### Requirements
Every line that contains "each" counts once; give the total number of such lines, with no other words.

▬▬▬▬▬▬▬▬▬▬

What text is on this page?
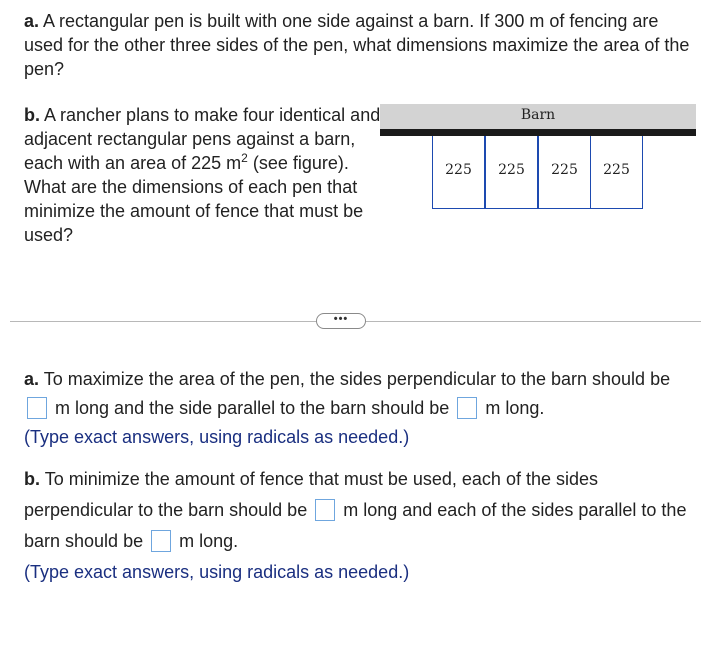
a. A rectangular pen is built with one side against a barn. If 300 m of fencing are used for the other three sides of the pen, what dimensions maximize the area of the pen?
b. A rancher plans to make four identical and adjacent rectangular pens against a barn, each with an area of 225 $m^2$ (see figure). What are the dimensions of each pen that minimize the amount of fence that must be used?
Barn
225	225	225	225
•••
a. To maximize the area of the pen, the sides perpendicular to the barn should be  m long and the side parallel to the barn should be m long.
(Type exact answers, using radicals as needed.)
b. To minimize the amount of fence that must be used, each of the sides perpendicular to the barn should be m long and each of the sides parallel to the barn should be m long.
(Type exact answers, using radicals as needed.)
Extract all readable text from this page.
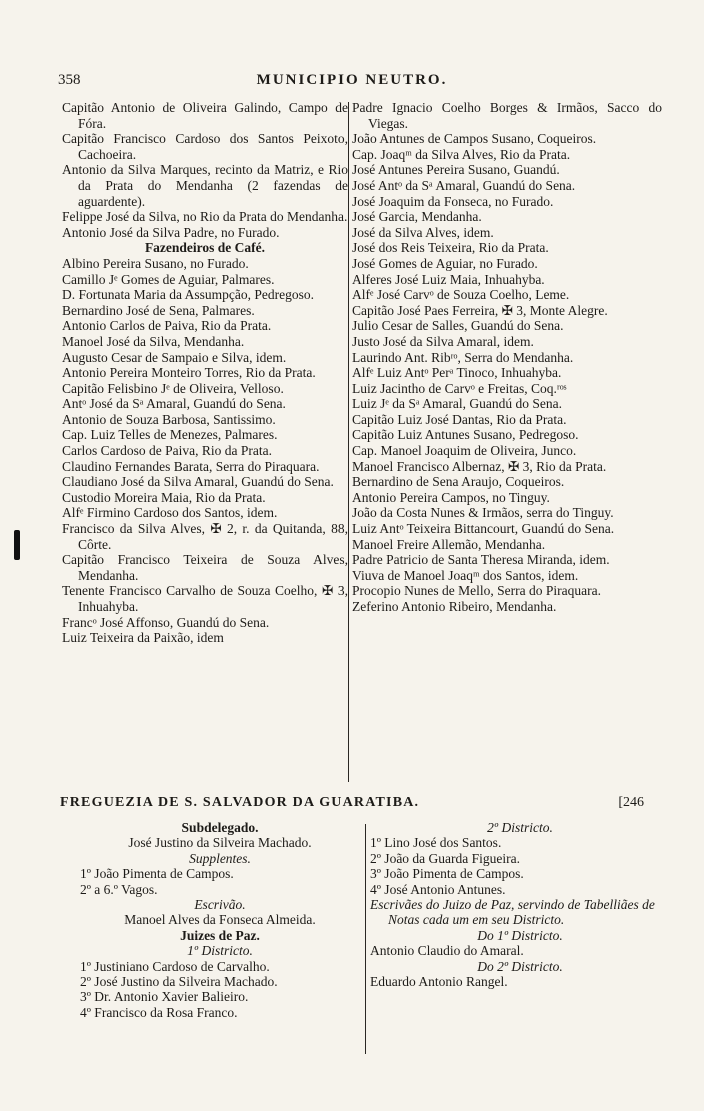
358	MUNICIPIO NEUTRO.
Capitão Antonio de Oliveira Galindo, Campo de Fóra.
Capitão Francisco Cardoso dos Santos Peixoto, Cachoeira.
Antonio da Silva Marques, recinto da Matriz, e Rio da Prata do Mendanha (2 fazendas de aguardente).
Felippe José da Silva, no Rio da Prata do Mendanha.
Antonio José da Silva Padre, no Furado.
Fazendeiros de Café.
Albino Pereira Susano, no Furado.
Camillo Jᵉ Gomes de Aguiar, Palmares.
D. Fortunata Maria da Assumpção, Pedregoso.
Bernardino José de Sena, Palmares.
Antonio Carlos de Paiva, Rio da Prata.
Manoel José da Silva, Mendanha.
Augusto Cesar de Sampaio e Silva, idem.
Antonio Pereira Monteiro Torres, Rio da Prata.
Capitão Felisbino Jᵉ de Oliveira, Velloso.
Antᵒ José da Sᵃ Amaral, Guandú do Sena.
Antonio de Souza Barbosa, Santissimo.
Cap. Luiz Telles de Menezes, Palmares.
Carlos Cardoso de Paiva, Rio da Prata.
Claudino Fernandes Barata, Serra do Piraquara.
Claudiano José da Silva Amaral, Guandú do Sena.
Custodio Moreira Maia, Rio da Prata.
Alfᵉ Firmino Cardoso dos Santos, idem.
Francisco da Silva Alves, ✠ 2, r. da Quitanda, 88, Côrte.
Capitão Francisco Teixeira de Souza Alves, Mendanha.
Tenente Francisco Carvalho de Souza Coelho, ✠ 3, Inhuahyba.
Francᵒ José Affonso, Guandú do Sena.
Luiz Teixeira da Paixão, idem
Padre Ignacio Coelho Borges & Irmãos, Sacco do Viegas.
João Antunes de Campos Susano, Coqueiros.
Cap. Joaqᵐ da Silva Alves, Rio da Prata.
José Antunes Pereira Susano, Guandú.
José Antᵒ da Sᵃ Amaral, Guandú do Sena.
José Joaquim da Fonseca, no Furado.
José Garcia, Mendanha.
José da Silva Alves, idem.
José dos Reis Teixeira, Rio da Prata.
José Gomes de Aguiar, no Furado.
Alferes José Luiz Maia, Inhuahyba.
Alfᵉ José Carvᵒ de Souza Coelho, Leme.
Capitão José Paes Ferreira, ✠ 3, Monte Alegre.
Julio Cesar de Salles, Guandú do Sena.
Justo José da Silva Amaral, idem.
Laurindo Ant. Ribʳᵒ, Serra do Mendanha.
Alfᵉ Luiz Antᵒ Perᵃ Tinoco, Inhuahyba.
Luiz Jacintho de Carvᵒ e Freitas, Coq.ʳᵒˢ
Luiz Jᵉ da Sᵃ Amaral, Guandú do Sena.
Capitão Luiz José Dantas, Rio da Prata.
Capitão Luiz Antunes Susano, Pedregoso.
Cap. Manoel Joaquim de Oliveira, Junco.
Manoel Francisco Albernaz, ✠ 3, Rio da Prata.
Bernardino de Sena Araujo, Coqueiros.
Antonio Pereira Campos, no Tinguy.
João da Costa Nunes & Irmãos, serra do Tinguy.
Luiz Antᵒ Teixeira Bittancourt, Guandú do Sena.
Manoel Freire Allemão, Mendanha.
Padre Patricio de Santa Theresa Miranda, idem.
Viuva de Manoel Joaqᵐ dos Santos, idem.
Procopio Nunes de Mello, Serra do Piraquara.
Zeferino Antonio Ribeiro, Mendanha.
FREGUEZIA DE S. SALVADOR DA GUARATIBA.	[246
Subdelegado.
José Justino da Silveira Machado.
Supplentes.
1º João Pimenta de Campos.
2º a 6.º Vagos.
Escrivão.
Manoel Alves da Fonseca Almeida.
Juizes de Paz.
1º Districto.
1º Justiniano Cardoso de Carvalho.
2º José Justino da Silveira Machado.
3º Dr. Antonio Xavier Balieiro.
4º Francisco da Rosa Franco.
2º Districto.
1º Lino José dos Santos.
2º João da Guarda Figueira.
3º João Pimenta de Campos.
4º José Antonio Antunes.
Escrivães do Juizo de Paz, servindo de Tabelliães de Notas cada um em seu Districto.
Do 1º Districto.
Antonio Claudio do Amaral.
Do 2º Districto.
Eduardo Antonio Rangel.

▬▬▬▬▬▬▬▬▬▬

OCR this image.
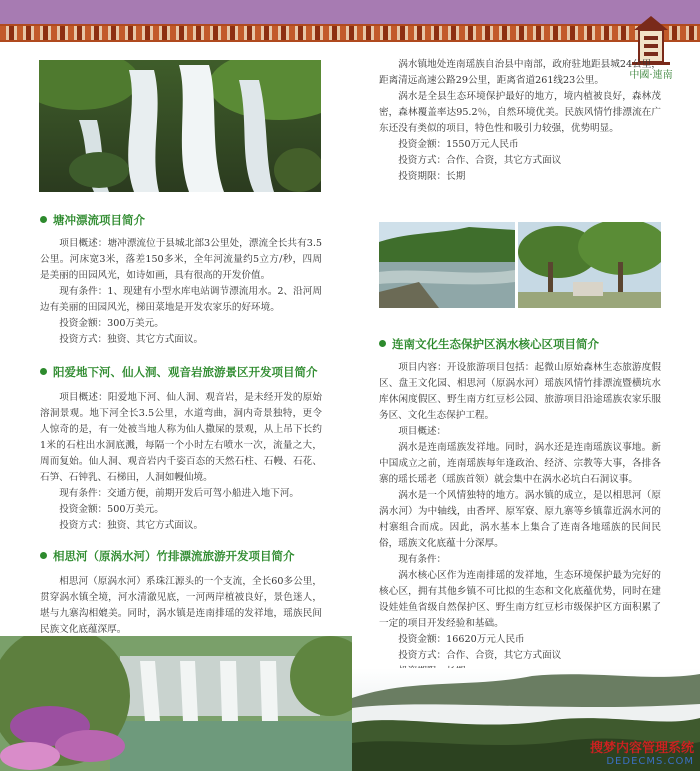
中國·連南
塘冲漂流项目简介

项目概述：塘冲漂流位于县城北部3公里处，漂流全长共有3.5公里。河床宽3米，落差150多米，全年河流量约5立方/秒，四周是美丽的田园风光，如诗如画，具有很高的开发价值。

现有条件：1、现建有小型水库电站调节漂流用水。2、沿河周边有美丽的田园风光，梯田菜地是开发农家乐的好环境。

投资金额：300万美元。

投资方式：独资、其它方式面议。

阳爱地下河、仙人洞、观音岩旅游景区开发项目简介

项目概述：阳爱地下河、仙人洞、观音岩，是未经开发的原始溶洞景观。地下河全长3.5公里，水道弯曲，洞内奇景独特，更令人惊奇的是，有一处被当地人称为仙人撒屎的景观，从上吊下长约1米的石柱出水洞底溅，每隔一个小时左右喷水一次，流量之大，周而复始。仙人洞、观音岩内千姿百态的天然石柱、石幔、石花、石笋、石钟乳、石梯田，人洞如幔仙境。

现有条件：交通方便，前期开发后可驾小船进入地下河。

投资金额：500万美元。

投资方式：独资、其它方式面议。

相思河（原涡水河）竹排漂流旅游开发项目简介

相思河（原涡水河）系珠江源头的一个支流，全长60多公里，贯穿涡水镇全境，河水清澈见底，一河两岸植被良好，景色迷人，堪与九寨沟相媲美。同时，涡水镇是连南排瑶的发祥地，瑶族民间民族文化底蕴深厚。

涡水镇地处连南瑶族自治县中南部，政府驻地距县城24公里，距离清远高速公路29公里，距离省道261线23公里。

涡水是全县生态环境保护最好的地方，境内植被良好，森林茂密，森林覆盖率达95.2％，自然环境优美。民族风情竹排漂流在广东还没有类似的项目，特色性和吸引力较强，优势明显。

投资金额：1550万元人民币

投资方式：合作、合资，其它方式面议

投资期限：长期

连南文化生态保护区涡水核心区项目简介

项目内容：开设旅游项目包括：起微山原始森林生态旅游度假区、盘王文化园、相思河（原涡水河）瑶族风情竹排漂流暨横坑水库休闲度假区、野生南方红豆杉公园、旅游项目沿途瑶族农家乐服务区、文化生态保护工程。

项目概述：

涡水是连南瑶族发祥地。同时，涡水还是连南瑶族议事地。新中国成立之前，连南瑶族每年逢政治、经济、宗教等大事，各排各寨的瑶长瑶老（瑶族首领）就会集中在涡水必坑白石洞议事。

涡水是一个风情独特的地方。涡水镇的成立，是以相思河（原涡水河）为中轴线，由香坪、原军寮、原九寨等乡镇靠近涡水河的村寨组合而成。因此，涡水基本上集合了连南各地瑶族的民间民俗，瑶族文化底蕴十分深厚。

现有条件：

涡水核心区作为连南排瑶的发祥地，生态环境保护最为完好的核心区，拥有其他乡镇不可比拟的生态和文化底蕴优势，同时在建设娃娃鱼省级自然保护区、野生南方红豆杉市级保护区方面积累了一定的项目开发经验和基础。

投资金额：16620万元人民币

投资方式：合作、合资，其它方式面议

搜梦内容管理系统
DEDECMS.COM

▬▬▬▬▬▬▬▬▬▬

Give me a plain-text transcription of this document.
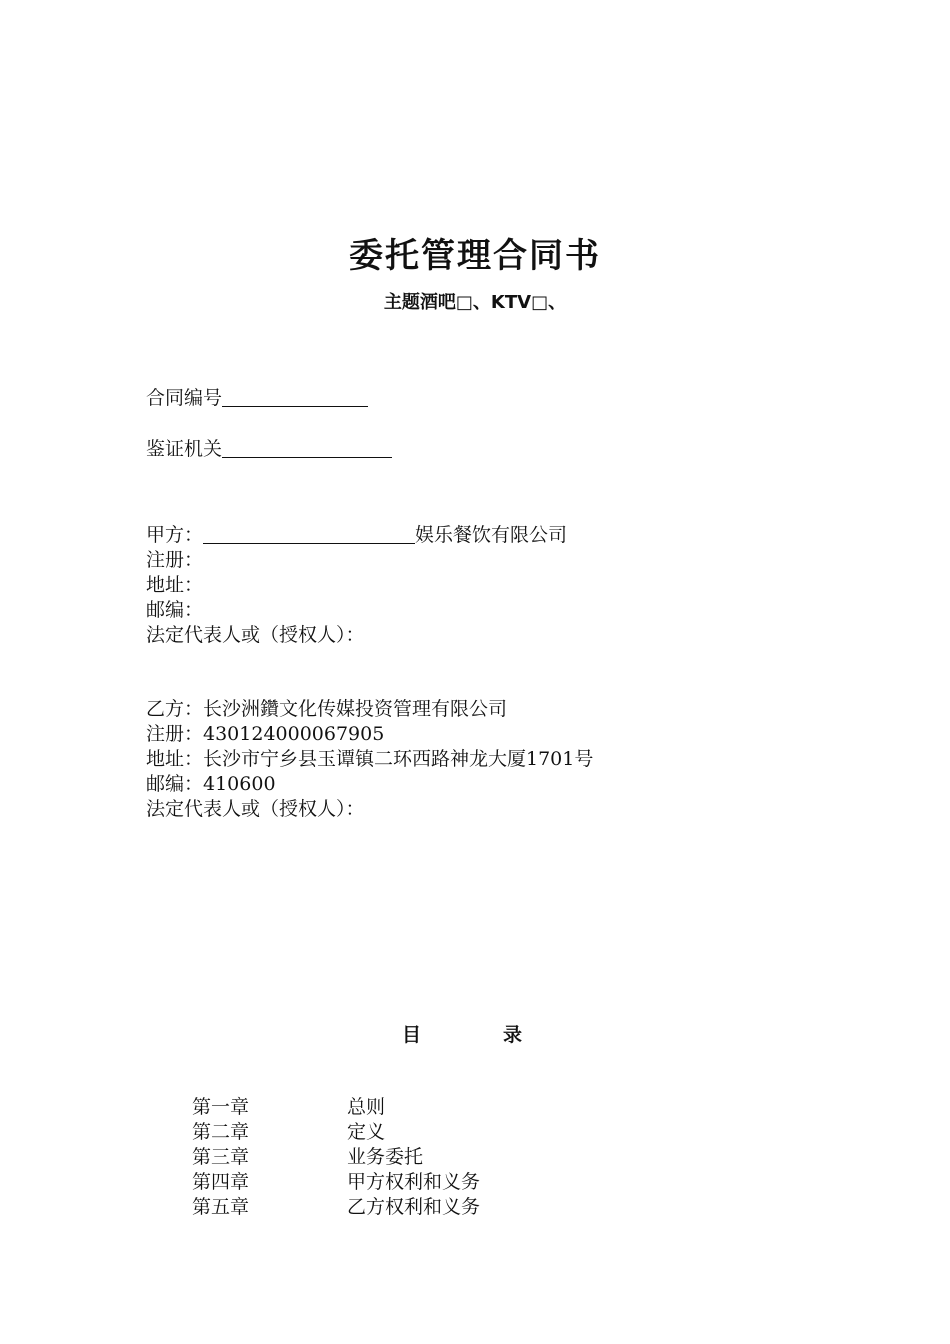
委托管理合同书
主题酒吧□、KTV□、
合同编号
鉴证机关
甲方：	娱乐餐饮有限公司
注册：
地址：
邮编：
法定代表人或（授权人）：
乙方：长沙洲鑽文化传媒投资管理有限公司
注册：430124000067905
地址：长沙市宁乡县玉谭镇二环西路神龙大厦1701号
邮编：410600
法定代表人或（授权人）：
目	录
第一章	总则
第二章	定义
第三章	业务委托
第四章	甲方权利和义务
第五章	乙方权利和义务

▬▬▬▬▬▬▬▬▬▬

### Written solution
2